Exercise aim. In the lines below, how many hold the word "title"? Answer only with the number.

Material supplied.
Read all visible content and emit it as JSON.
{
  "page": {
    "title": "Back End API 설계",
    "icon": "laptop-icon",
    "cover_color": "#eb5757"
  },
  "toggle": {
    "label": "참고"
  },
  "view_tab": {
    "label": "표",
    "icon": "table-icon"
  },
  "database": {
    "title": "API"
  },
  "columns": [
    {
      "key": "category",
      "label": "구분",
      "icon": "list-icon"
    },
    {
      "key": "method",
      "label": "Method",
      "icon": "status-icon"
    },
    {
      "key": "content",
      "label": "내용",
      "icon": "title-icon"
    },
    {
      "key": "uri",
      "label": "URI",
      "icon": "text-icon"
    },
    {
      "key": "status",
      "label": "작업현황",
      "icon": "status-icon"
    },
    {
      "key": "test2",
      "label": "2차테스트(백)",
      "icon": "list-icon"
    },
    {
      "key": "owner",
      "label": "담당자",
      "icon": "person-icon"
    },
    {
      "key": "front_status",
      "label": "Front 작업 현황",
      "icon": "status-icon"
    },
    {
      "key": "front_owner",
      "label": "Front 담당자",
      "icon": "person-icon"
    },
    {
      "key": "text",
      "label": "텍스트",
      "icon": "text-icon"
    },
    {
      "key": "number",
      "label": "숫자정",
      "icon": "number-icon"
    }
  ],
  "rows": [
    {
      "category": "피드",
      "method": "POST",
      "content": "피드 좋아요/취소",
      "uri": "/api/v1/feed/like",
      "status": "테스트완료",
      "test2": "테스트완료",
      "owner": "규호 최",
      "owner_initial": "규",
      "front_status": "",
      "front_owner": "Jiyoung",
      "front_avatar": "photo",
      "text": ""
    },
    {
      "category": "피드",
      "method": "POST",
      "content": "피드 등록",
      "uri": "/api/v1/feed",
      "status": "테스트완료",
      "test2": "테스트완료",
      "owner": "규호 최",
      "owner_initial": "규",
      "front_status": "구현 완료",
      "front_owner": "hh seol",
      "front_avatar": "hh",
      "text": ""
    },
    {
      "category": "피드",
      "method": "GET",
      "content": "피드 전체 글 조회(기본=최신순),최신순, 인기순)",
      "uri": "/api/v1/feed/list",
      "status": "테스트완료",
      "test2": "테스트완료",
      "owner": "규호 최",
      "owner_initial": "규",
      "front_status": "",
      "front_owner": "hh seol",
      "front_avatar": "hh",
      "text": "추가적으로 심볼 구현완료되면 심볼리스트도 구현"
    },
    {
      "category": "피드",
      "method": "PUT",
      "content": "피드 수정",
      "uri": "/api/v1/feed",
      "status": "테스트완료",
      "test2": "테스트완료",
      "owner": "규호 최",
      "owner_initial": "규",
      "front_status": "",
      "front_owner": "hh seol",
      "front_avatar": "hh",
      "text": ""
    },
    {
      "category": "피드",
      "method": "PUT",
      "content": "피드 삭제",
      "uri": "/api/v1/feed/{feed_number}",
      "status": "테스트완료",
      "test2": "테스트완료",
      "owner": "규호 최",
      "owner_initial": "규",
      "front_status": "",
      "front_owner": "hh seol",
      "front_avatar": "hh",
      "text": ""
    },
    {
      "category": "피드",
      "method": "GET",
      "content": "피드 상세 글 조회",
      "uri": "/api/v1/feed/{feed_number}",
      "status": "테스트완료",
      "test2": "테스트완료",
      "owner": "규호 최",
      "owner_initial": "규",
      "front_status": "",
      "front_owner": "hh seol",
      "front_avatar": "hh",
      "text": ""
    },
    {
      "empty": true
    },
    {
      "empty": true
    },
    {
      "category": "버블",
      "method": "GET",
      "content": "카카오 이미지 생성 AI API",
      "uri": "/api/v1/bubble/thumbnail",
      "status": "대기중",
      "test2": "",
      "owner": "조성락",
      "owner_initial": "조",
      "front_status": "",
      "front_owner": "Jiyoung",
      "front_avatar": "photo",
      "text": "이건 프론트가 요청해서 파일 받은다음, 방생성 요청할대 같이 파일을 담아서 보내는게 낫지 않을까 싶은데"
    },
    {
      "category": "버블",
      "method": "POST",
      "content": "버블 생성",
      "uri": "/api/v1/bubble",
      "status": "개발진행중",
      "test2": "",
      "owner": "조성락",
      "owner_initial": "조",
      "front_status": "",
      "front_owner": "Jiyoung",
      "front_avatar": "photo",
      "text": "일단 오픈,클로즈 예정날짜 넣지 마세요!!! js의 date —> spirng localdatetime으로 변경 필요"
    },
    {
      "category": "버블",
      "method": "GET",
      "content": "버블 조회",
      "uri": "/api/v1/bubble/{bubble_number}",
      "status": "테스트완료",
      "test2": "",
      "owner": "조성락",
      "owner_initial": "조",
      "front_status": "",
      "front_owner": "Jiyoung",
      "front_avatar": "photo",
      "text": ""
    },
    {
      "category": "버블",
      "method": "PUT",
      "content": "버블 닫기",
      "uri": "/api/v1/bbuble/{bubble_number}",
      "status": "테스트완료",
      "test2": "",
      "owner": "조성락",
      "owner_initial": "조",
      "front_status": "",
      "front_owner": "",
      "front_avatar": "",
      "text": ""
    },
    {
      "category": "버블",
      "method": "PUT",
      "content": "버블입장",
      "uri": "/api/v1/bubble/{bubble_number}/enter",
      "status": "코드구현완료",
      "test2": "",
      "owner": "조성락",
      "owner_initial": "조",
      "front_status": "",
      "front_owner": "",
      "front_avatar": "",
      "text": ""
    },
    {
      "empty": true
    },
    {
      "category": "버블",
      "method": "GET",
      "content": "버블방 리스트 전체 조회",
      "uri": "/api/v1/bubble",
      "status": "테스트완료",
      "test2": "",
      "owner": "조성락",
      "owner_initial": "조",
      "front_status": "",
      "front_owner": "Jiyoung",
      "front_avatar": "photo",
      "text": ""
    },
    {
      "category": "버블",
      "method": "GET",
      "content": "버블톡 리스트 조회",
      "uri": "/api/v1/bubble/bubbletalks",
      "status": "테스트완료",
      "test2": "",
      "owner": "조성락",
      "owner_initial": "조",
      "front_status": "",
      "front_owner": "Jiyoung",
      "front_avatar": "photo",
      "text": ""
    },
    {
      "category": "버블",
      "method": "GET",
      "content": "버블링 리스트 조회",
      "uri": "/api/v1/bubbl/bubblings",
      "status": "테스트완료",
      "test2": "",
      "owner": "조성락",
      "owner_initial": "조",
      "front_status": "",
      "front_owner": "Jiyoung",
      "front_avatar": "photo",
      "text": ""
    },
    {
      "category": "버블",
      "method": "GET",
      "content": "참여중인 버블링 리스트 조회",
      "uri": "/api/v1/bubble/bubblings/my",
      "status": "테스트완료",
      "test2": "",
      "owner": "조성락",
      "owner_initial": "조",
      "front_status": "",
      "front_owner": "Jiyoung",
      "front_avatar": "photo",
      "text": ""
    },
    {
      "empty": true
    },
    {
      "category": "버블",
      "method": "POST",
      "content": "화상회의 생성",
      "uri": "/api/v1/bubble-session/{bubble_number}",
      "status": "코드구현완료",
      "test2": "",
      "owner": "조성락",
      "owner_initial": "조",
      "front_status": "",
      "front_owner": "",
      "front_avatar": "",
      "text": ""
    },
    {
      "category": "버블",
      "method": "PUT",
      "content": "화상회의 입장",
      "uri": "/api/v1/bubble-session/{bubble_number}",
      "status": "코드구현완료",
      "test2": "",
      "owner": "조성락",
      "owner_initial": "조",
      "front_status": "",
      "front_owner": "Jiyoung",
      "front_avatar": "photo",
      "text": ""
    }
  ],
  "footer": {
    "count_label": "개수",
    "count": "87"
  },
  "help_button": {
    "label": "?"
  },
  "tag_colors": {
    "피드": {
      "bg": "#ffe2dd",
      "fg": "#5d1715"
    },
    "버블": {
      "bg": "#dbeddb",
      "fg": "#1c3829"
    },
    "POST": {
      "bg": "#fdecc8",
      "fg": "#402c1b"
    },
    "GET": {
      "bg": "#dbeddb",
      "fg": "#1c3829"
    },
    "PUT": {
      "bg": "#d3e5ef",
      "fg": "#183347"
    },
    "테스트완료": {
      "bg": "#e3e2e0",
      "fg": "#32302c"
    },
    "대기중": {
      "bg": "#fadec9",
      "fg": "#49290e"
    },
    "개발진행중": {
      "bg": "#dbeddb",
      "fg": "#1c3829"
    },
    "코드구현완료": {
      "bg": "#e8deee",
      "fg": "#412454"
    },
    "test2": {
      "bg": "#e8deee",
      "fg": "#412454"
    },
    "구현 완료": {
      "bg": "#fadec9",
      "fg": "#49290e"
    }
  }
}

Reply to the task. 3